-- START INFORMATION SUPPLIED --

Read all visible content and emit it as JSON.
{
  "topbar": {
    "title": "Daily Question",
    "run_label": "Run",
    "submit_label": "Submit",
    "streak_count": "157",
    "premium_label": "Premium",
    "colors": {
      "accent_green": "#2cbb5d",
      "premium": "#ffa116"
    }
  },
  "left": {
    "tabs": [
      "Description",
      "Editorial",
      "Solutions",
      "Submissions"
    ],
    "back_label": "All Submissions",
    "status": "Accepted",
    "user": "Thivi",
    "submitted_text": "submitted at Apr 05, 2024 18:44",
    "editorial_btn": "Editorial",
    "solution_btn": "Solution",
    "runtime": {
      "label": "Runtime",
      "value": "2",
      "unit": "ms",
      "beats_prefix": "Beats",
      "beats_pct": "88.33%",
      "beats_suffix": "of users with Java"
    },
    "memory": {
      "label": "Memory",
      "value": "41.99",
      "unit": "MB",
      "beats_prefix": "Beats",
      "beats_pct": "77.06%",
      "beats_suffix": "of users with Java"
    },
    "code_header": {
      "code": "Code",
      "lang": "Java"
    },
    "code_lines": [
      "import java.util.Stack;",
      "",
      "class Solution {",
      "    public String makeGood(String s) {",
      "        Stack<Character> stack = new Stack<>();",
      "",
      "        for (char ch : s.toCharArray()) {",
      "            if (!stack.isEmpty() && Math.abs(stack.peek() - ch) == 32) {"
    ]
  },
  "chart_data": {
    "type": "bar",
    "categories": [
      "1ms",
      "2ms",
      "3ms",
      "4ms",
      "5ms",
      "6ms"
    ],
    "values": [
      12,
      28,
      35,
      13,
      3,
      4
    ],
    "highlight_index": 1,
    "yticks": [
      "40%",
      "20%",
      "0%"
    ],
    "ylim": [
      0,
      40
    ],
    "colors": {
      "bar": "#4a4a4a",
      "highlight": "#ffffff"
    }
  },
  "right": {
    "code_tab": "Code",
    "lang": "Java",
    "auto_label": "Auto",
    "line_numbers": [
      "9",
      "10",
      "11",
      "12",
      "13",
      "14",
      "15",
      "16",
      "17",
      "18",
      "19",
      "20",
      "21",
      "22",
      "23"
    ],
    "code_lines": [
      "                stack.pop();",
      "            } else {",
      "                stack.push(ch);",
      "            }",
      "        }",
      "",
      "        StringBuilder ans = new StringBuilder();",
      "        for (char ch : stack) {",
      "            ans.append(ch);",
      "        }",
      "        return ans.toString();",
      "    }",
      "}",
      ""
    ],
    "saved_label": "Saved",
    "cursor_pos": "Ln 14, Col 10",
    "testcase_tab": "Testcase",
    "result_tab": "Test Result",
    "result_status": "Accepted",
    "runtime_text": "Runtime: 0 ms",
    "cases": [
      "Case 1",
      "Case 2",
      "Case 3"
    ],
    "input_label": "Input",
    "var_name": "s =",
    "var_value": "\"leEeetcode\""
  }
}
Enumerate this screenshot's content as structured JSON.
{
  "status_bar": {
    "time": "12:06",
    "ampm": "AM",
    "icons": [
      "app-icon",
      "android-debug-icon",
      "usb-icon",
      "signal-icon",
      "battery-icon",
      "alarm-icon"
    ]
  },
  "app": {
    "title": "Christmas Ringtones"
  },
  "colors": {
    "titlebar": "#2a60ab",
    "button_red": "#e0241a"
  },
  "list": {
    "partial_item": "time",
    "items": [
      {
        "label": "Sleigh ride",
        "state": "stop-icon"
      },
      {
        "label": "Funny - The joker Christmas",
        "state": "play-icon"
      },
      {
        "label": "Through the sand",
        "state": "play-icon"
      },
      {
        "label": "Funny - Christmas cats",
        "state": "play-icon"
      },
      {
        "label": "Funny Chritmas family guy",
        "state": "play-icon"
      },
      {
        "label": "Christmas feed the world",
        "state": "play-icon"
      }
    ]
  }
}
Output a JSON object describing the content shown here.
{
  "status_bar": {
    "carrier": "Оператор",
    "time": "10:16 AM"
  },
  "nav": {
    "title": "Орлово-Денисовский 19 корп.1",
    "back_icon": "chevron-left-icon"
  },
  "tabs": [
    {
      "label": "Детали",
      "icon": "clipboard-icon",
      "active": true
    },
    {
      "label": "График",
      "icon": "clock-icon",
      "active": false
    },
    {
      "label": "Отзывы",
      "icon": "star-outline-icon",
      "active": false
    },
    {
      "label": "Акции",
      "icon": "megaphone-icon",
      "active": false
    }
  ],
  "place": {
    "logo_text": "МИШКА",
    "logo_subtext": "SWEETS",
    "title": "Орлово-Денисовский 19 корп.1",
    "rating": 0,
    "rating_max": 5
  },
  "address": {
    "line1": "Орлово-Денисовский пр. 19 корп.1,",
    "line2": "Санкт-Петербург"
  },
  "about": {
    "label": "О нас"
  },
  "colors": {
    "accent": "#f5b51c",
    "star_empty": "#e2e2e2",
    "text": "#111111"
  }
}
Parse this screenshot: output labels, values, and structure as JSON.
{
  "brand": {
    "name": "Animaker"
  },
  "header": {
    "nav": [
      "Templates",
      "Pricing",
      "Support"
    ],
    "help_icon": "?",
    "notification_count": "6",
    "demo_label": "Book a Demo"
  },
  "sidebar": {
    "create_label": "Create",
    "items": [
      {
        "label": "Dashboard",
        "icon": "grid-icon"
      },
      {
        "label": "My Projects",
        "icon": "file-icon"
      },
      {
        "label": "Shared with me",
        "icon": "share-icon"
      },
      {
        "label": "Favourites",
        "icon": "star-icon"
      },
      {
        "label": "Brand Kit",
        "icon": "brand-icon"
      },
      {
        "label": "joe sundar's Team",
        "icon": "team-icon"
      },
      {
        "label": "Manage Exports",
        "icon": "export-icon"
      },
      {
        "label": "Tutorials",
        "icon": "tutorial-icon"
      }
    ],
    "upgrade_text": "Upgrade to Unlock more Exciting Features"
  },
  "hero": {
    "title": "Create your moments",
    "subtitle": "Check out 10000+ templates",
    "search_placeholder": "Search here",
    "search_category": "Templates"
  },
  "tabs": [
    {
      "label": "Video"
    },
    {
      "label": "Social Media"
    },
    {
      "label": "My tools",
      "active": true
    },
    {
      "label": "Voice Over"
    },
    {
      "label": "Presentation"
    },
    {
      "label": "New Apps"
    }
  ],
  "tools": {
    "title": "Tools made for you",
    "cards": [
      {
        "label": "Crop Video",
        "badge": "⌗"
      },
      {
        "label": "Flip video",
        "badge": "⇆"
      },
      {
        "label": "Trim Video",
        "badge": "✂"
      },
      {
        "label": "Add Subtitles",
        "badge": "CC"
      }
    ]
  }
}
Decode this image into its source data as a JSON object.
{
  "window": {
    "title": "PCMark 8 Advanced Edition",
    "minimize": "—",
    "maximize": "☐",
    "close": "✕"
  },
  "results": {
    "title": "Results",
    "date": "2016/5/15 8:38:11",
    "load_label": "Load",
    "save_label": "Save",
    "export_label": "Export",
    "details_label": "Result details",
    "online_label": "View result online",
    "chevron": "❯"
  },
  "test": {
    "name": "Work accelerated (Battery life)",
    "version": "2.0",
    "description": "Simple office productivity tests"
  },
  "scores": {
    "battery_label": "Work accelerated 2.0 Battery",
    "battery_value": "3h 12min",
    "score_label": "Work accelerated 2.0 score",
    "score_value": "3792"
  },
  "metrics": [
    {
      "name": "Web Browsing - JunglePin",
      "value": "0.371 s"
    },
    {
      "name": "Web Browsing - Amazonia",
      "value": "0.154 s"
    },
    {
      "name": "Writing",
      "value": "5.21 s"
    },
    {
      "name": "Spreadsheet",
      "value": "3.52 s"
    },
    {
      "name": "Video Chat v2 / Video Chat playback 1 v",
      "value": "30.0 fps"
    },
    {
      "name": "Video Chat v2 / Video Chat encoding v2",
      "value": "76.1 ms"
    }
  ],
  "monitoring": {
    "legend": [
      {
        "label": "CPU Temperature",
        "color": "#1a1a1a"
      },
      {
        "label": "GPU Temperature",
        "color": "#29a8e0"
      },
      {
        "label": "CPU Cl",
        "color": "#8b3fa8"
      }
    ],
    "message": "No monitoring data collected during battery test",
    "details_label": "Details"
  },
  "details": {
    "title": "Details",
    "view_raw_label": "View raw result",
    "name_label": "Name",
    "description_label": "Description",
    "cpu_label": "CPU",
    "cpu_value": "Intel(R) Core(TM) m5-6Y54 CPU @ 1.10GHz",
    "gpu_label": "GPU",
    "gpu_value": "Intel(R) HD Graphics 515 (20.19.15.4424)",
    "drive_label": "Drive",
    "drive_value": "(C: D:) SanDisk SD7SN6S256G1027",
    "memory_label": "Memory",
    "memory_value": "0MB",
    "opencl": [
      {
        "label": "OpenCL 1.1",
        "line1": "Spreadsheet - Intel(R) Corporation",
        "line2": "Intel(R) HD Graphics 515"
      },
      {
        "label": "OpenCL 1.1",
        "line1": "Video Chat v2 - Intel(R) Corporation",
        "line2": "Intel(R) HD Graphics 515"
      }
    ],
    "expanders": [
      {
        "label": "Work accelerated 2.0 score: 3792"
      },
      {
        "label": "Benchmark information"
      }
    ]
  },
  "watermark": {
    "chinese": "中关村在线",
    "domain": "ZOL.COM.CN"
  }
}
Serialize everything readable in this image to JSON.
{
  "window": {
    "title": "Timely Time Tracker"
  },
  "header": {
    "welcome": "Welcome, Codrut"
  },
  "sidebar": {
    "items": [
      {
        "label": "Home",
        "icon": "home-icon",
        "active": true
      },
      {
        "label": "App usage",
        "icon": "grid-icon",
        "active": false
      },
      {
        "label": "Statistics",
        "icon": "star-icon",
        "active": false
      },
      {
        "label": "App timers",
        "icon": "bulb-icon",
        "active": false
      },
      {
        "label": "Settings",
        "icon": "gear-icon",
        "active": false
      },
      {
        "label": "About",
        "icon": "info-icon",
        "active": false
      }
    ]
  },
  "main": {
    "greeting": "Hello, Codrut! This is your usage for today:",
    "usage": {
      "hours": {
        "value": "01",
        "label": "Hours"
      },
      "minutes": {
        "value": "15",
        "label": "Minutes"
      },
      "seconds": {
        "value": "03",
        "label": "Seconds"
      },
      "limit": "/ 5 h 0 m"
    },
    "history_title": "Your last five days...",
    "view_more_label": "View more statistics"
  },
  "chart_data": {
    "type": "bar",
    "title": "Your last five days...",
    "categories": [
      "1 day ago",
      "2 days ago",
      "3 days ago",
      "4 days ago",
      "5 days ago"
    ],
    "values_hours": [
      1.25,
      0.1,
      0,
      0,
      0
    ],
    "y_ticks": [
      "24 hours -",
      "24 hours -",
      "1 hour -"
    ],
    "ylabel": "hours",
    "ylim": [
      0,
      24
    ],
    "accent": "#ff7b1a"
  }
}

-- END INFORMATION SUPPLIED --

WHAT YOU HAVE TO DO: Gather from the records above every line containing the string "Christmas".

THE OUTPUT:
    "title": "Christmas Ringtones"
        "label": "Funny - The joker Christmas",
        "label": "Funny - Christmas cats",
        "label": "Christmas feed the world",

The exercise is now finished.